Dataset entries on figures
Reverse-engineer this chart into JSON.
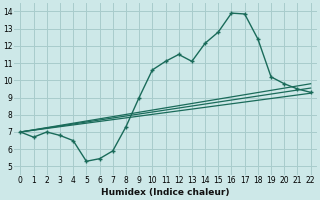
{
  "xlabel": "Humidex (Indice chaleur)",
  "xlim": [
    -0.5,
    22.5
  ],
  "ylim": [
    4.5,
    14.5
  ],
  "xticks": [
    0,
    1,
    2,
    3,
    4,
    5,
    6,
    7,
    8,
    9,
    10,
    11,
    12,
    13,
    14,
    15,
    16,
    17,
    18,
    19,
    20,
    21,
    22
  ],
  "yticks": [
    5,
    6,
    7,
    8,
    9,
    10,
    11,
    12,
    13,
    14
  ],
  "background_color": "#cde8e8",
  "grid_color": "#a8cccc",
  "line_color": "#1a6b5a",
  "curve1_x": [
    0,
    1,
    2,
    3,
    4,
    5,
    6,
    7,
    8,
    9,
    10,
    11,
    12,
    13,
    14,
    15,
    16,
    17,
    18,
    19,
    20,
    21,
    22
  ],
  "curve1_y": [
    7.0,
    6.7,
    7.0,
    6.8,
    6.5,
    5.3,
    5.45,
    5.9,
    7.3,
    9.0,
    10.6,
    11.1,
    11.5,
    11.1,
    12.15,
    12.8,
    13.9,
    13.85,
    12.4,
    10.2,
    9.8,
    9.5,
    9.3
  ],
  "curve2_x": [
    0,
    22
  ],
  "curve2_y": [
    7.0,
    9.25
  ],
  "curve3_x": [
    0,
    22
  ],
  "curve3_y": [
    7.0,
    9.55
  ],
  "curve4_x": [
    0,
    22
  ],
  "curve4_y": [
    7.0,
    9.8
  ]
}
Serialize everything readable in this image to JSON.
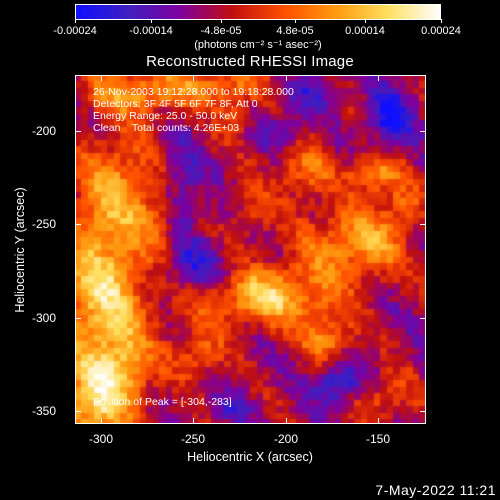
{
  "colorbar": {
    "tick_labels": [
      "-0.00024",
      "-0.00014",
      "-4.8e-05",
      "4.8e-05",
      "0.00014",
      "0.00024"
    ],
    "tick_values": [
      -0.00024,
      -0.00014,
      -4.8e-05,
      4.8e-05,
      0.00014,
      0.00024
    ],
    "units_label": "(photons cm⁻² s⁻¹ asec⁻²)",
    "range": [
      -0.00024,
      0.00024
    ],
    "colors": [
      "#1010ff",
      "#4020c0",
      "#8000a0",
      "#c01010",
      "#ff5000",
      "#ff9a10",
      "#ffe060",
      "#ffffff"
    ]
  },
  "title": "Reconstructed RHESSI Image",
  "annotations": {
    "line1": "26-Nov-2003 19:12:28.000 to 19:18:28.000",
    "line2": "Detectors: 3F 4F 5F 6F 7F 8F, Att 0",
    "line3": "Energy Range: 25.0 - 50.0 keV",
    "line4": "Clean    Total counts: 4.26E+03",
    "peak": "Position of Peak = [-304,-283]"
  },
  "axes": {
    "xlabel": "Heliocentric X (arcsec)",
    "ylabel": "Heliocentric Y (arcsec)",
    "x_ticks": [
      "-300",
      "-250",
      "-200",
      "-150"
    ],
    "x_tick_values": [
      -300,
      -250,
      -200,
      -150
    ],
    "y_ticks": [
      "-200",
      "-250",
      "-300",
      "-350"
    ],
    "y_tick_values": [
      -200,
      -250,
      -300,
      -350
    ],
    "xlim": [
      -314,
      -124
    ],
    "ylim": [
      -357,
      -170
    ]
  },
  "chart_data": {
    "type": "heatmap",
    "title": "Reconstructed RHESSI Image",
    "xlabel": "Heliocentric X (arcsec)",
    "ylabel": "Heliocentric Y (arcsec)",
    "xlim": [
      -314,
      -124
    ],
    "ylim": [
      -357,
      -170
    ],
    "peak_position": [
      -304,
      -283
    ],
    "color_range": [
      -0.00024,
      0.00024
    ]
  },
  "timestamp": "7-May-2022 11:21"
}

> **THE EXERCISE**
Keep every word of the data as it is when you write it out, but drop the pictures.

> **SOLUTION FOR THIS PROBLEM**
Reverse-engineer this chart into JSON.
{
  "xlabel": "Humidex (Indice chaleur)",
  "xlim": [
    -0.5,
    22.5
  ],
  "ylim": [
    4.5,
    14.5
  ],
  "xticks": [
    0,
    1,
    2,
    3,
    4,
    5,
    6,
    7,
    8,
    9,
    10,
    11,
    12,
    13,
    14,
    15,
    16,
    17,
    18,
    19,
    20,
    21,
    22
  ],
  "yticks": [
    5,
    6,
    7,
    8,
    9,
    10,
    11,
    12,
    13,
    14
  ],
  "background_color": "#cde8e8",
  "grid_color": "#a8cccc",
  "line_color": "#1a6b5a",
  "curve1_x": [
    0,
    1,
    2,
    3,
    4,
    5,
    6,
    7,
    8,
    9,
    10,
    11,
    12,
    13,
    14,
    15,
    16,
    17,
    18,
    19,
    20,
    21,
    22
  ],
  "curve1_y": [
    7.0,
    6.7,
    7.0,
    6.8,
    6.5,
    5.3,
    5.45,
    5.9,
    7.3,
    9.0,
    10.6,
    11.1,
    11.5,
    11.1,
    12.15,
    12.8,
    13.9,
    13.85,
    12.4,
    10.2,
    9.8,
    9.5,
    9.3
  ],
  "curve2_x": [
    0,
    22
  ],
  "curve2_y": [
    7.0,
    9.25
  ],
  "curve3_x": [
    0,
    22
  ],
  "curve3_y": [
    7.0,
    9.55
  ],
  "curve4_x": [
    0,
    22
  ],
  "curve4_y": [
    7.0,
    9.8
  ]
}
Serialize everything readable in this image to JSON.
{
  "colorbar": {
    "tick_labels": [
      "-0.00024",
      "-0.00014",
      "-4.8e-05",
      "4.8e-05",
      "0.00014",
      "0.00024"
    ],
    "tick_values": [
      -0.00024,
      -0.00014,
      -4.8e-05,
      4.8e-05,
      0.00014,
      0.00024
    ],
    "units_label": "(photons cm⁻² s⁻¹ asec⁻²)",
    "range": [
      -0.00024,
      0.00024
    ],
    "colors": [
      "#1010ff",
      "#4020c0",
      "#8000a0",
      "#c01010",
      "#ff5000",
      "#ff9a10",
      "#ffe060",
      "#ffffff"
    ]
  },
  "title": "Reconstructed RHESSI Image",
  "annotations": {
    "line1": "26-Nov-2003 19:12:28.000 to 19:18:28.000",
    "line2": "Detectors: 3F 4F 5F 6F 7F 8F, Att 0",
    "line3": "Energy Range: 25.0 - 50.0 keV",
    "line4": "Clean    Total counts: 4.26E+03",
    "peak": "Position of Peak = [-304,-283]"
  },
  "axes": {
    "xlabel": "Heliocentric X (arcsec)",
    "ylabel": "Heliocentric Y (arcsec)",
    "x_ticks": [
      "-300",
      "-250",
      "-200",
      "-150"
    ],
    "x_tick_values": [
      -300,
      -250,
      -200,
      -150
    ],
    "y_ticks": [
      "-200",
      "-250",
      "-300",
      "-350"
    ],
    "y_tick_values": [
      -200,
      -250,
      -300,
      -350
    ],
    "xlim": [
      -314,
      -124
    ],
    "ylim": [
      -357,
      -170
    ]
  },
  "chart_data": {
    "type": "heatmap",
    "title": "Reconstructed RHESSI Image",
    "xlabel": "Heliocentric X (arcsec)",
    "ylabel": "Heliocentric Y (arcsec)",
    "xlim": [
      -314,
      -124
    ],
    "ylim": [
      -357,
      -170
    ],
    "peak_position": [
      -304,
      -283
    ],
    "color_range": [
      -0.00024,
      0.00024
    ]
  },
  "timestamp": "7-May-2022 11:21"
}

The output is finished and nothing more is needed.